#### Tugas Tertulis 1
Menurut artikel tentang film Eksil, berapa menit durasi film tersebut?

#### Bagian Dokumen
* * * * *

Eksil, Kisah Orang-orang yang Terasing dari Negeri Sendiri
Sejumlah pelajar dan mahasiswa dikirim ke luar negeri untuk menuntut ilmu pada masa Sukarno. Mimpi membangun negeri pupus setelah mereka tak diizinkan kembali ke tanah air setelah peristiwa G30S 1965.
“INDONESIA adalah tanah airku. Di sana, aku lahir. Apapun akan kulakukan untuk melindungi tempat di mana aku lahir. Tapi mereka mengenyahkanku dari tanahku sendiri,” begitulah kalimat yang tertulis dalam poster film dokumenter berjudul Eksil yang tayang terbatas di sejumlah bioskop sejak 1 Februari 2024. Film ini ditayangkan perdana pada akhir 2022 di Jogja-NETPAC Asian Film Festival.
Film garapan Lola Amaria ini mengangkat kisah para eksil yang tak dapat kembali ke tanah air setelah peristiwa Gerakan 30 September 1965. Mereka merupakan pelajar dan mahasiswa yang mendapat beasiswa sekolar ke luar negeri di masa pemerintahan Presiden Sukarno. Film berdurasi 118 menit itu dibuka dengan menggambarkan kehidupan para eksil yang telah berusia lanjut. Banyak di antara mereka yang kini menetap di wilayah Eropa, salah satunya Hartoni Ubes. Pria asal Cimahi, Jawa Barat itu bercerita bahwa ia berangkat ke Ceko usai memeroleh beasiswa pada 1962.
Selain Ubes, Asahan Aidit, Kuslan Budiman, dan Waruno Mahdi juga menempuh pendidikan di luar negeri, tepatnya Uni Soviet (kini Rusia) pada 1960-an. Tak pernah terpikir oleh mereka bahwa kepergiannya ke luar negeri akan belangsung lama. Pasalnya, baik Ubes, Asahan, Kuslan maupun Waruno menganggap kedatangan mereka ke Ceko dan Soviet semata-mata untuk menempuh pendidikan selama beberapa tahun dan setelahnya akan kembali ke Indonesia untuk membangun negaranya. Namun, rencana itu buyar setelah peristiwa G30S.

* * * * *

#### Tugas Tertulis 2
Tuliskan ulang sebagai array JSON berisi string, satu string untuk setiap baris dan tanpa baris kosong, semua baris dalam daftar di bawah mulai dari baris yang memuat "text-line: 10.05.2021 காலை" sampai baris yang memuat "list-item-text: பொது மக்களுக்கு".

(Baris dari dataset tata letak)
* * * * *

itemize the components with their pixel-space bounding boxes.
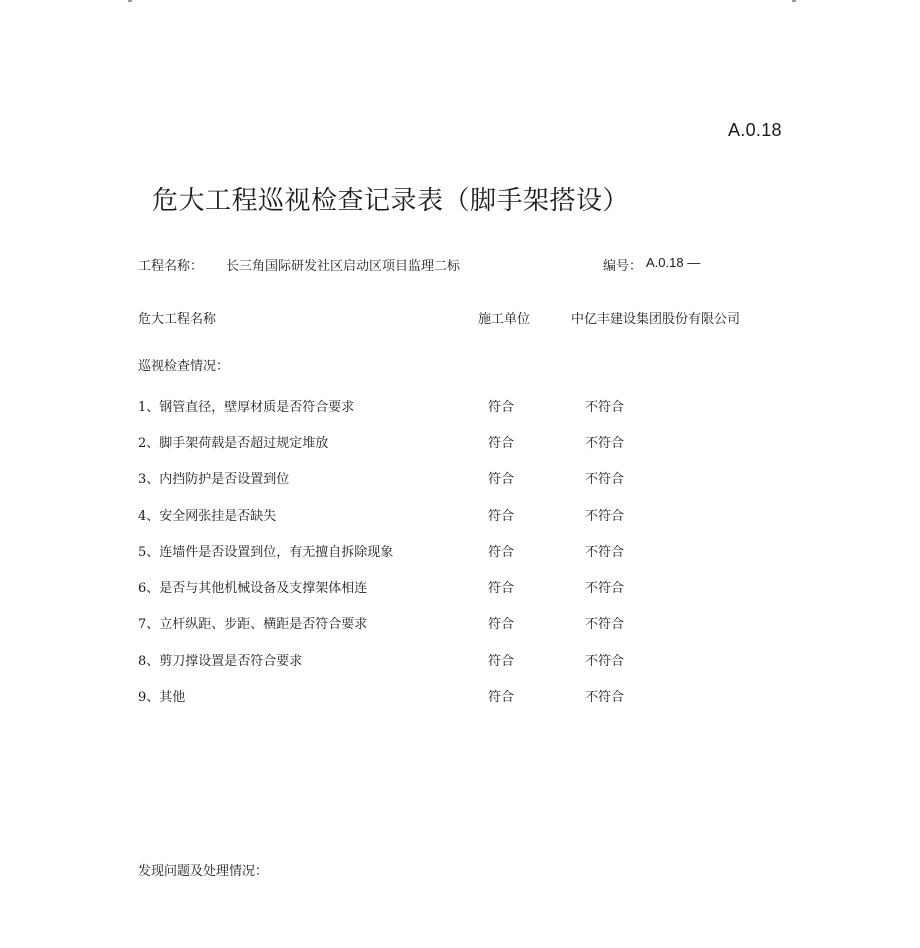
fail-option[interactable]: 不符合 [585,617,625,632]
pass-option[interactable]: 符合 [488,509,515,524]
item-label: 4、安全网张挂是否缺失 [138,509,277,524]
contractor-value: 中亿丰建设集团股份有限公司 [571,312,741,327]
fail-option[interactable]: 不符合 [585,545,625,560]
item-label: 9、其他 [138,690,186,705]
pass-option[interactable]: 符合 [488,617,515,632]
item-label: 6、是否与其他机械设备及支撑架体相连 [138,581,368,596]
item-label: 7、立杆纵距、步距、横距是否符合要求 [138,617,368,632]
document-title: 危大工程巡视检查记录表（脚手架搭设） [152,186,630,216]
form-code: A.0.18 [728,120,782,140]
project-name-value: 长三角国际研发社区启动区项目监理二标 [226,259,461,274]
fail-option[interactable]: 不符合 [585,654,625,669]
pass-option[interactable]: 符合 [488,400,515,415]
findings-heading: 发现问题及处理情况： [138,864,269,879]
number-value: A.0.18 — [646,255,701,270]
inspection-heading: 巡视检查情况： [138,359,230,374]
item-label: 8、剪刀撑设置是否符合要求 [138,654,303,669]
fail-option[interactable]: 不符合 [585,509,625,524]
hazard-project-label: 危大工程名称 [138,312,217,327]
fail-option[interactable]: 不符合 [585,472,625,487]
fail-option[interactable]: 不符合 [585,436,625,451]
item-label: 5、连墙件是否设置到位，有无擅自拆除现象 [138,545,394,560]
pass-option[interactable]: 符合 [488,690,515,705]
page-edge-mark [128,0,132,2]
item-label: 3、内挡防护是否设置到位 [138,472,290,487]
pass-option[interactable]: 符合 [488,654,515,669]
page-edge-mark [792,0,796,2]
pass-option[interactable]: 符合 [488,472,515,487]
item-label: 2、脚手架荷载是否超过规定堆放 [138,436,329,451]
pass-option[interactable]: 符合 [488,545,515,560]
number-label: 编号： [603,259,643,274]
project-name-label: 工程名称： [138,259,204,274]
fail-option[interactable]: 不符合 [585,400,625,415]
contractor-label: 施工单位 [478,312,531,327]
fail-option[interactable]: 不符合 [585,690,625,705]
pass-option[interactable]: 符合 [488,581,515,596]
item-label: 1、钢管直径，壁厚材质是否符合要求 [138,400,355,415]
pass-option[interactable]: 符合 [488,436,515,451]
fail-option[interactable]: 不符合 [585,581,625,596]
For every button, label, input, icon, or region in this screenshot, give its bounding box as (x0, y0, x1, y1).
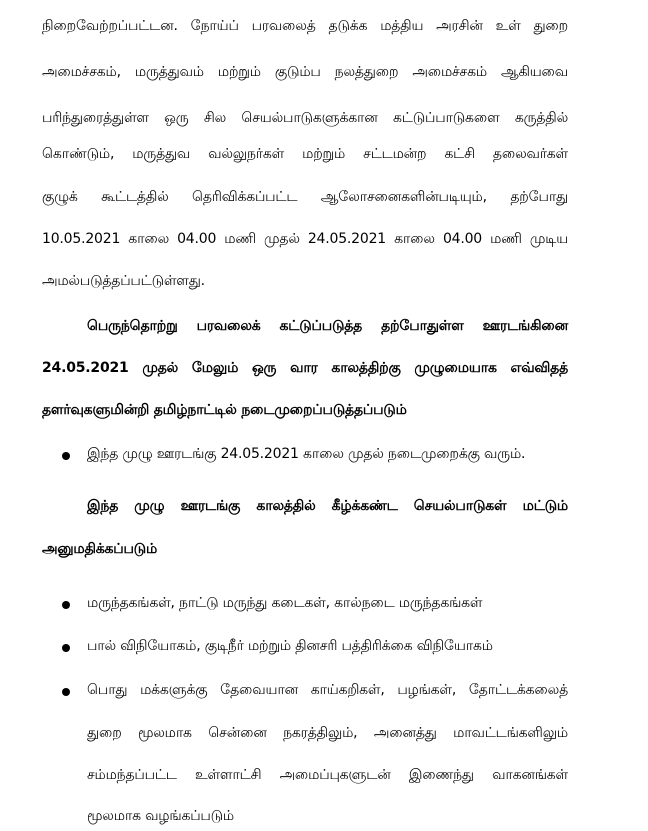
text-line: 10.05.2021 காலை 04.00 மணி முதல் 24.05.2021 காலை 04.00 மணி முடிய (42, 231, 568, 247)
text-line: பெருந்தொற்று பரவலைக் கட்டுப்படுத்த தற்போதுள்ள ஊரடங்கினை (87, 318, 568, 334)
bullet-text: இந்த முழு ஊரடங்கு 24.05.2021 காலை முதல் நடைமுறைக்கு வரும். (87, 446, 526, 462)
text-line: குழுக் கூட்டத்தில் தெரிவிக்கப்பட்ட ஆலோசனைகளின்படியும், தற்போது (42, 189, 568, 205)
bullet-icon (62, 601, 70, 609)
list-item-text: பால் விநியோகம், குடிநீர் மற்றும் தினசரி பத்திரிக்கை விநியோகம் (87, 638, 493, 654)
list-item-text: சம்மந்தப்பட்ட உள்ளாட்சி அமைப்புகளுடன் இணைந்து வாகனங்கள் (87, 767, 568, 783)
bullet-icon (62, 644, 70, 652)
bullet-icon (62, 452, 70, 460)
text-line: பரிந்துரைத்துள்ள ஒரு சில செயல்பாடுகளுக்கான கட்டுப்பாடுகளை கருத்தில் (42, 110, 568, 126)
list-item-text: மூலமாக வழங்கப்படும் (87, 808, 234, 824)
text-line: அமைச்சகம், மருத்துவம் மற்றும் குடும்ப நலத்துறை அமைச்சகம் ஆகியவை (42, 64, 568, 80)
bullet-icon (62, 688, 70, 696)
text-line: அனுமதிக்கப்படும் (42, 541, 158, 557)
list-item-text: மருந்தகங்கள், நாட்டு மருந்து கடைகள், கால்நடை மருந்தகங்கள் (87, 595, 483, 611)
list-item-text: துறை மூலமாக சென்னை நகரத்திலும், அனைத்து மாவட்டங்களிலும் (87, 725, 568, 741)
text-line: அமல்படுத்தப்பட்டுள்ளது. (42, 273, 205, 289)
text-line: இந்த முழு ஊரடங்கு காலத்தில் கீழ்க்கண்ட செயல்பாடுகள் மட்டும் (87, 498, 568, 514)
list-item-text: பொது மக்களுக்கு தேவையான காய்கறிகள், பழங்கள், தோட்டக்கலைத் (87, 682, 568, 698)
text-line: நிறைவேற்றப்பட்டன. நோய்ப் பரவலைத் தடுக்க மத்திய அரசின் உள் துறை (42, 18, 568, 34)
text-line: கொண்டும், மருத்துவ வல்லுநர்கள் மற்றும் சட்டமன்ற கட்சி தலைவர்கள் (42, 146, 568, 162)
text-line: தளர்வுகளுமின்றி தமிழ்நாட்டில் நடைமுறைப்படுத்தப்படும் (42, 402, 407, 418)
text-line: 24.05.2021 முதல் மேலும் ஒரு வார காலத்திற்கு முழுமையாக எவ்விதத் (42, 360, 568, 376)
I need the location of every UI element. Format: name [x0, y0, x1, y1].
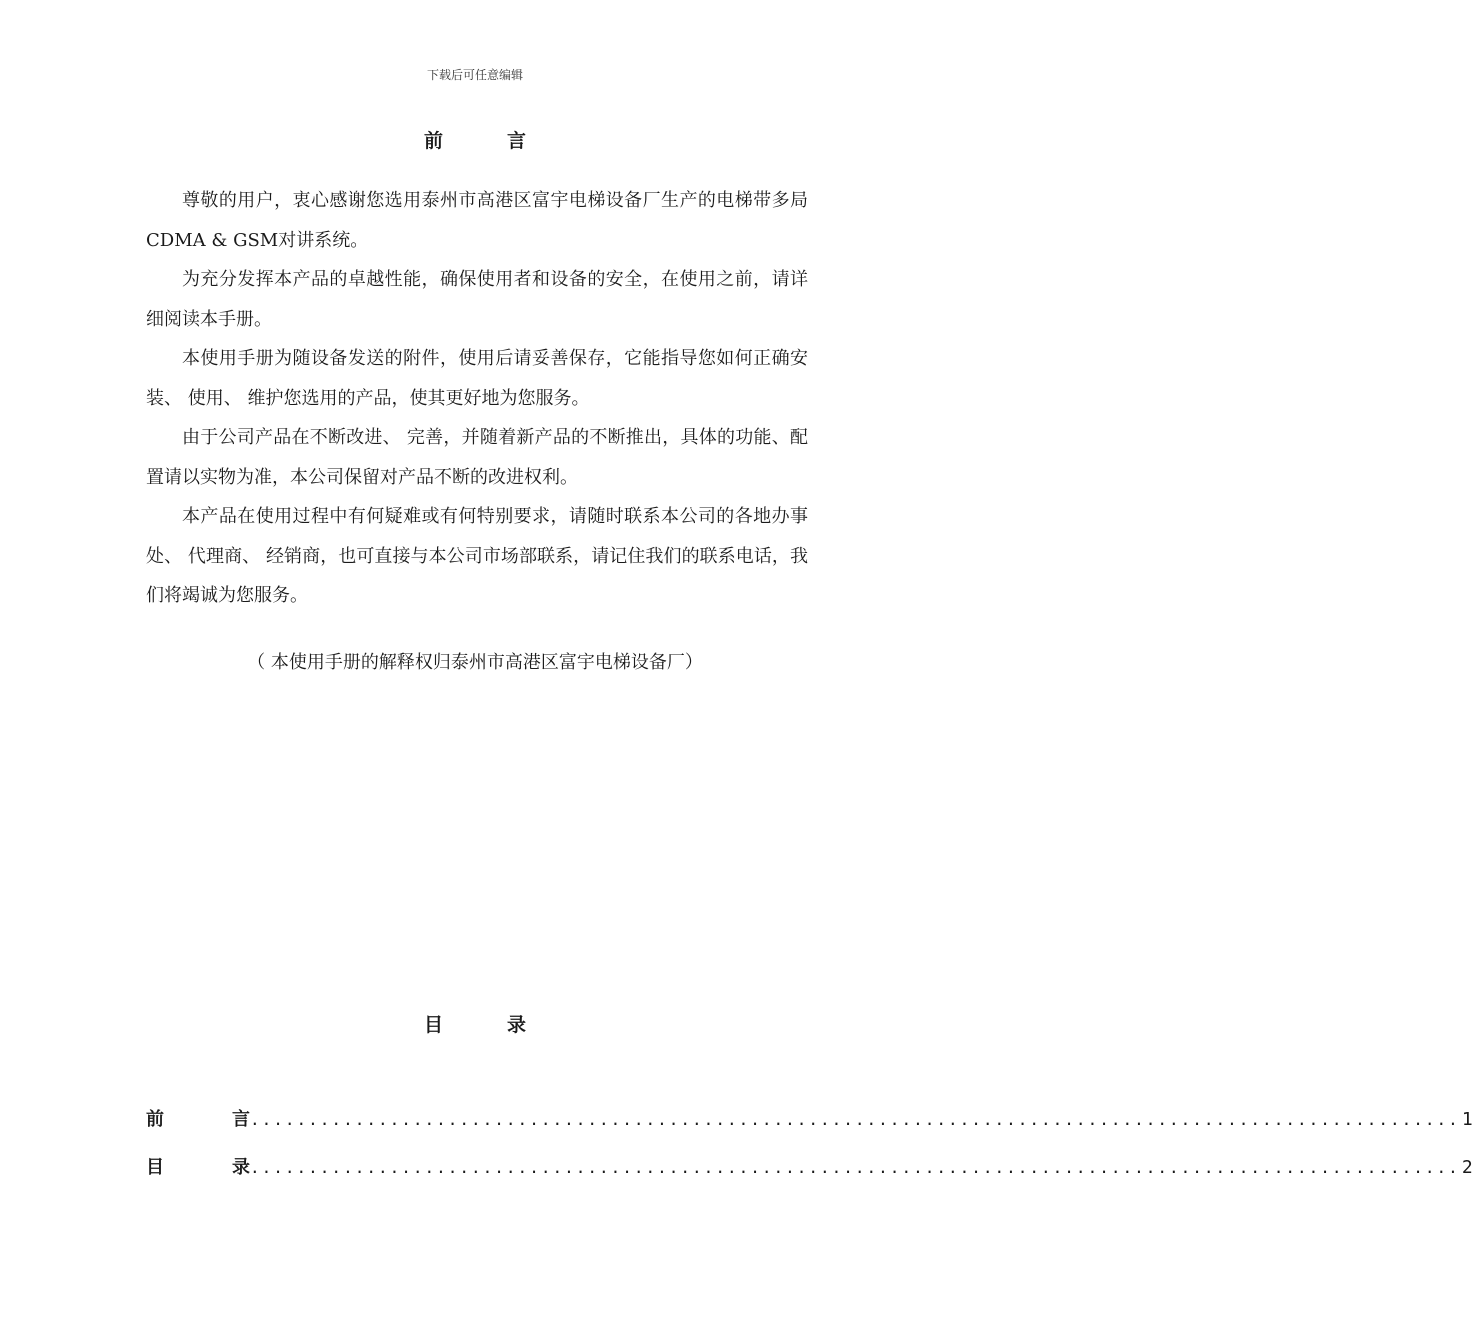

* * * * *

#### Hasil Latihan 1
118 menit.

#### Hasil Latihan 2
[
  "text-line: 10.05.2021 காலை 04.00 மணி முதல் 24.05.2021 காலை 04.00 மணி முடிய (42, 231, 568, 247)",
  "text-line: பெருந்தொற்று பரவலைக் கட்டுப்படுத்த தற்போதுள்ள ஊரடங்கினை (87, 318, 568, 334)",
  "bullet-text: இந்த முழு ஊரடங்கு 24.05.2021 காலை முதல் நடைமுறைக்கு வரும். (87, 446, 526, 462)",
  "text-line: குழுக் கூட்டத்தில் தெரிவிக்கப்பட்ட ஆலோசனைகளின்படியும், தற்போது (42, 189, 568, 205)",
  "bullet-icon (62, 601, 70, 609)",
  "list-item-text: பால் விநியோகம், குடிநீர் மற்றும் தினசரி பத்திரிக்கை விநியோகம் (87, 638, 493, 654)",
  "list-item-text: சம்மந்தப்பட்ட உள்ளாட்சி அமைப்புகளுடன் இணைந்து வாகனங்கள் (87, 767, 568, 783)",
  "bullet-icon (62, 644, 70, 652)",
  "bullet-icon (62, 452, 70, 460)",
  "text-line: பரிந்துரைத்துள்ள ஒரு சில செயல்பாடுகளுக்கான கட்டுப்பாடுகளை கருத்தில் (42, 110, 568, 126)",
  "list-item-text: மூலமாக வழங்கப்படும் (87, 808, 234, 824)",
  "text-line: அமைச்சகம், மருத்துவம் மற்றும் குடும்ப நலத்துறை அமைச்சகம் ஆகியவை (42, 64, 568, 80)",
  "bullet-icon (62, 688, 70, 696)",
  "text-line: அனுமதிக்கப்படும் (42, 541, 158, 557)",
  "list-item-text: மருந்தகங்கள், நாட்டு மருந்து கடைகள், கால்நடை மருந்தகங்கள் (87, 595, 483, 611)",
  "list-item-text: துறை மூலமாக சென்னை நகரத்திலும், அனைத்து மாவட்டங்களிலும் (87, 725, 568, 741)",
  "text-line: அமல்படுத்தப்பட்டுள்ளது. (42, 273, 205, 289)",
  "text-line: இந்த முழு ஊரடங்கு காலத்தில் கீழ்க்கண்ட செயல்பாடுகள் மட்டும் (87, 498, 568, 514)",
  "list-item-text: பொது மக்களுக்கு தேவையான காய்கறிகள், பழங்கள், தோட்டக்கலைத் (87, 682, 568, 698)"
]